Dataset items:
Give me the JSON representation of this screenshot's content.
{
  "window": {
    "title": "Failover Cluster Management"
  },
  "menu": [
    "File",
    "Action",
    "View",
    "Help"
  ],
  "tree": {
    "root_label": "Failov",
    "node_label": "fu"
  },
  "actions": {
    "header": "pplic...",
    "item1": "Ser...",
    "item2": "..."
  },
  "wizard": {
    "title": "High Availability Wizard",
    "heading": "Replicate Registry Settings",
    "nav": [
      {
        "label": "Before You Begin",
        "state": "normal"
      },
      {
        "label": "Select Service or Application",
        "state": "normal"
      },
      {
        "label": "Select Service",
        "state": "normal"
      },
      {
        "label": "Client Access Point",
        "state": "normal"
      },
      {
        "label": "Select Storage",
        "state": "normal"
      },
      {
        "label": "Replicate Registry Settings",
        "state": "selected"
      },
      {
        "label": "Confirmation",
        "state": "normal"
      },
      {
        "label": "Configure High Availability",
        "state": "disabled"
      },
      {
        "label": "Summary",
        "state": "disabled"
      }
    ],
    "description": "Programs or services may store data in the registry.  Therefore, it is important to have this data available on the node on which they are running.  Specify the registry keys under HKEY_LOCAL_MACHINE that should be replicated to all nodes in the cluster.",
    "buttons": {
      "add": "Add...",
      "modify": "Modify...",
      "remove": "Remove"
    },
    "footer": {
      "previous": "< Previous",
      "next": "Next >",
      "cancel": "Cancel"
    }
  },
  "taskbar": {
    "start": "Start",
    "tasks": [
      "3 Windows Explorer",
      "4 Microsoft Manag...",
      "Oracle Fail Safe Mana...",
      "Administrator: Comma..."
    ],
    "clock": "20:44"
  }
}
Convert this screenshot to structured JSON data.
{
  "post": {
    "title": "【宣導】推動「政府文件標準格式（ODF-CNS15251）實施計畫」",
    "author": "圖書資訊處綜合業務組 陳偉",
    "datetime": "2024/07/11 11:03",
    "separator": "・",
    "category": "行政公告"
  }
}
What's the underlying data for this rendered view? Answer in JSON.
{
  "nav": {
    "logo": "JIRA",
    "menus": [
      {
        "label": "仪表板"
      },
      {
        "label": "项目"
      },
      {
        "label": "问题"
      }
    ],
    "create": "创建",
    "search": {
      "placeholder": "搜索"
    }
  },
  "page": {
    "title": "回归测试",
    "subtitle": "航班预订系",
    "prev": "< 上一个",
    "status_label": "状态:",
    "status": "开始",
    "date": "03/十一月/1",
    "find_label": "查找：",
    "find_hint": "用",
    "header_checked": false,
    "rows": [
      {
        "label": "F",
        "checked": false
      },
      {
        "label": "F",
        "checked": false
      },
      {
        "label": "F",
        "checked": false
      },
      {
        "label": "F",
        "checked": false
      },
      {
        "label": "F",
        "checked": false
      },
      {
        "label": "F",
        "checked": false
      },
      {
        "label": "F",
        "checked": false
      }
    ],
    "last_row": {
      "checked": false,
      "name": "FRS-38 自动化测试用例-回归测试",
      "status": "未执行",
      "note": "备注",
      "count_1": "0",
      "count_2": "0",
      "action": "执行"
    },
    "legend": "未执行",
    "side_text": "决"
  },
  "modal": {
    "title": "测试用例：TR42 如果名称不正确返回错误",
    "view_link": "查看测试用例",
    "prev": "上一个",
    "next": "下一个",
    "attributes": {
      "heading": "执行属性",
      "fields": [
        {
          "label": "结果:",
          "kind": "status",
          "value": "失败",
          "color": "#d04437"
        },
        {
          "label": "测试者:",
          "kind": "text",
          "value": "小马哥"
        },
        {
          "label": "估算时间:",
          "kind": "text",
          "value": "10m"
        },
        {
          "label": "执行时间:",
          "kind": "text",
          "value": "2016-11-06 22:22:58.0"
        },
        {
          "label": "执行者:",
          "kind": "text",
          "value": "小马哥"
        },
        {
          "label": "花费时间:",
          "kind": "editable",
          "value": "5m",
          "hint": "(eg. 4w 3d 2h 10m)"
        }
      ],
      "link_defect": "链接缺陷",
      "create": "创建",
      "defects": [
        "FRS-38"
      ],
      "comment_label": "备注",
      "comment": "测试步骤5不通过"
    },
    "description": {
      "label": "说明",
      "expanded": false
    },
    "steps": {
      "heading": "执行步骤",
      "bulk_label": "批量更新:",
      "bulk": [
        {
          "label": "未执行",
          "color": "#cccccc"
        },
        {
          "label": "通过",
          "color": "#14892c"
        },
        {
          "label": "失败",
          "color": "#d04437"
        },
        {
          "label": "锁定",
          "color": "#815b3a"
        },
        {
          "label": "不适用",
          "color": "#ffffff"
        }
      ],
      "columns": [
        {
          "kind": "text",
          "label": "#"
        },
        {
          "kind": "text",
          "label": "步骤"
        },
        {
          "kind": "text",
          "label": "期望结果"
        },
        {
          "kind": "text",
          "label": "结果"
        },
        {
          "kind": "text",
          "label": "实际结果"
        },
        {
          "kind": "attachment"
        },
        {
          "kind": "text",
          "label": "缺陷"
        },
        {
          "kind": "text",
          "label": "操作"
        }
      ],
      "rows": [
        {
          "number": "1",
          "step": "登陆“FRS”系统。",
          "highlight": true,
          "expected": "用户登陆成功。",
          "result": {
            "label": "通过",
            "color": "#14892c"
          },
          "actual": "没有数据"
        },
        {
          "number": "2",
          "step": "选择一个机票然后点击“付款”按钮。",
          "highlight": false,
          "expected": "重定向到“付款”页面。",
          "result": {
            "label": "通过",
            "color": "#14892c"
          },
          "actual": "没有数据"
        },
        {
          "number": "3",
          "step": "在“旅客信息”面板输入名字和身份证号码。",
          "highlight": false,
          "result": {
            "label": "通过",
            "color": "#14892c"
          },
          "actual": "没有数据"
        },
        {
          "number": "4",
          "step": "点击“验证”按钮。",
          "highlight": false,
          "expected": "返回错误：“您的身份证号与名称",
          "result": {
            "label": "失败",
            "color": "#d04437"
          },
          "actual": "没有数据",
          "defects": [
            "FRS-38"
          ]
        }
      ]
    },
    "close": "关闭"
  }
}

§ **Goal**
Print the whole listing again, exactly.

§ **Written solution**
Give me the JSON representation of this screenshot's content.
{
  "window": {
    "title": "Failover Cluster Management"
  },
  "menu": [
    "File",
    "Action",
    "View",
    "Help"
  ],
  "tree": {
    "root_label": "Failov",
    "node_label": "fu"
  },
  "actions": {
    "header": "pplic...",
    "item1": "Ser...",
    "item2": "..."
  },
  "wizard": {
    "title": "High Availability Wizard",
    "heading": "Replicate Registry Settings",
    "nav": [
      {
        "label": "Before You Begin",
        "state": "normal"
      },
      {
        "label": "Select Service or Application",
        "state": "normal"
      },
      {
        "label": "Select Service",
        "state": "normal"
      },
      {
        "label": "Client Access Point",
        "state": "normal"
      },
      {
        "label": "Select Storage",
        "state": "normal"
      },
      {
        "label": "Replicate Registry Settings",
        "state": "selected"
      },
      {
        "label": "Confirmation",
        "state": "normal"
      },
      {
        "label": "Configure High Availability",
        "state": "disabled"
      },
      {
        "label": "Summary",
        "state": "disabled"
      }
    ],
    "description": "Programs or services may store data in the registry.  Therefore, it is important to have this data available on the node on which they are running.  Specify the registry keys under HKEY_LOCAL_MACHINE that should be replicated to all nodes in the cluster.",
    "buttons": {
      "add": "Add...",
      "modify": "Modify...",
      "remove": "Remove"
    },
    "footer": {
      "previous": "< Previous",
      "next": "Next >",
      "cancel": "Cancel"
    }
  },
  "taskbar": {
    "start": "Start",
    "tasks": [
      "3 Windows Explorer",
      "4 Microsoft Manag...",
      "Oracle Fail Safe Mana...",
      "Administrator: Comma..."
    ],
    "clock": "20:44"
  }
}
Convert this screenshot to structured JSON data.
{
  "post": {
    "title": "【宣導】推動「政府文件標準格式（ODF-CNS15251）實施計畫」",
    "author": "圖書資訊處綜合業務組 陳偉",
    "datetime": "2024/07/11 11:03",
    "separator": "・",
    "category": "行政公告"
  }
}
What's the underlying data for this rendered view? Answer in JSON.
{
  "nav": {
    "logo": "JIRA",
    "menus": [
      {
        "label": "仪表板"
      },
      {
        "label": "项目"
      },
      {
        "label": "问题"
      }
    ],
    "create": "创建",
    "search": {
      "placeholder": "搜索"
    }
  },
  "page": {
    "title": "回归测试",
    "subtitle": "航班预订系",
    "prev": "< 上一个",
    "status_label": "状态:",
    "status": "开始",
    "date": "03/十一月/1",
    "find_label": "查找：",
    "find_hint": "用",
    "header_checked": false,
    "rows": [
      {
        "label": "F",
        "checked": false
      },
      {
        "label": "F",
        "checked": false
      },
      {
        "label": "F",
        "checked": false
      },
      {
        "label": "F",
        "checked": false
      },
      {
        "label": "F",
        "checked": false
      },
      {
        "label": "F",
        "checked": false
      },
      {
        "label": "F",
        "checked": false
      }
    ],
    "last_row": {
      "checked": false,
      "name": "FRS-38 自动化测试用例-回归测试",
      "status": "未执行",
      "note": "备注",
      "count_1": "0",
      "count_2": "0",
      "action": "执行"
    },
    "legend": "未执行",
    "side_text": "决"
  },
  "modal": {
    "title": "测试用例：TR42 如果名称不正确返回错误",
    "view_link": "查看测试用例",
    "prev": "上一个",
    "next": "下一个",
    "attributes": {
      "heading": "执行属性",
      "fields": [
        {
          "label": "结果:",
          "kind": "status",
          "value": "失败",
          "color": "#d04437"
        },
        {
          "label": "测试者:",
          "kind": "text",
          "value": "小马哥"
        },
        {
          "label": "估算时间:",
          "kind": "text",
          "value": "10m"
        },
        {
          "label": "执行时间:",
          "kind": "text",
          "value": "2016-11-06 22:22:58.0"
        },
        {
          "label": "执行者:",
          "kind": "text",
          "value": "小马哥"
        },
        {
          "label": "花费时间:",
          "kind": "editable",
          "value": "5m",
          "hint": "(eg. 4w 3d 2h 10m)"
        }
      ],
      "link_defect": "链接缺陷",
      "create": "创建",
      "defects": [
        "FRS-38"
      ],
      "comment_label": "备注",
      "comment": "测试步骤5不通过"
    },
    "description": {
      "label": "说明",
      "expanded": false
    },
    "steps": {
      "heading": "执行步骤",
      "bulk_label": "批量更新:",
      "bulk": [
        {
          "label": "未执行",
          "color": "#cccccc"
        },
        {
          "label": "通过",
          "color": "#14892c"
        },
        {
          "label": "失败",
          "color": "#d04437"
        },
        {
          "label": "锁定",
          "color": "#815b3a"
        },
        {
          "label": "不适用",
          "color": "#ffffff"
        }
      ],
      "columns": [
        {
          "kind": "text",
          "label": "#"
        },
        {
          "kind": "text",
          "label": "步骤"
        },
        {
          "kind": "text",
          "label": "期望结果"
        },
        {
          "kind": "text",
          "label": "结果"
        },
        {
          "kind": "text",
          "label": "实际结果"
        },
        {
          "kind": "attachment"
        },
        {
          "kind": "text",
          "label": "缺陷"
        },
        {
          "kind": "text",
          "label": "操作"
        }
      ],
      "rows": [
        {
          "number": "1",
          "step": "登陆“FRS”系统。",
          "highlight": true,
          "expected": "用户登陆成功。",
          "result": {
            "label": "通过",
            "color": "#14892c"
          },
          "actual": "没有数据"
        },
        {
          "number": "2",
          "step": "选择一个机票然后点击“付款”按钮。",
          "highlight": false,
          "expected": "重定向到“付款”页面。",
          "result": {
            "label": "通过",
            "color": "#14892c"
          },
          "actual": "没有数据"
        },
        {
          "number": "3",
          "step": "在“旅客信息”面板输入名字和身份证号码。",
          "highlight": false,
          "result": {
            "label": "通过",
            "color": "#14892c"
          },
          "actual": "没有数据"
        },
        {
          "number": "4",
          "step": "点击“验证”按钮。",
          "highlight": false,
          "expected": "返回错误：“您的身份证号与名称",
          "result": {
            "label": "失败",
            "color": "#d04437"
          },
          "actual": "没有数据",
          "defects": [
            "FRS-38"
          ]
        }
      ]
    },
    "close": "关闭"
  }
}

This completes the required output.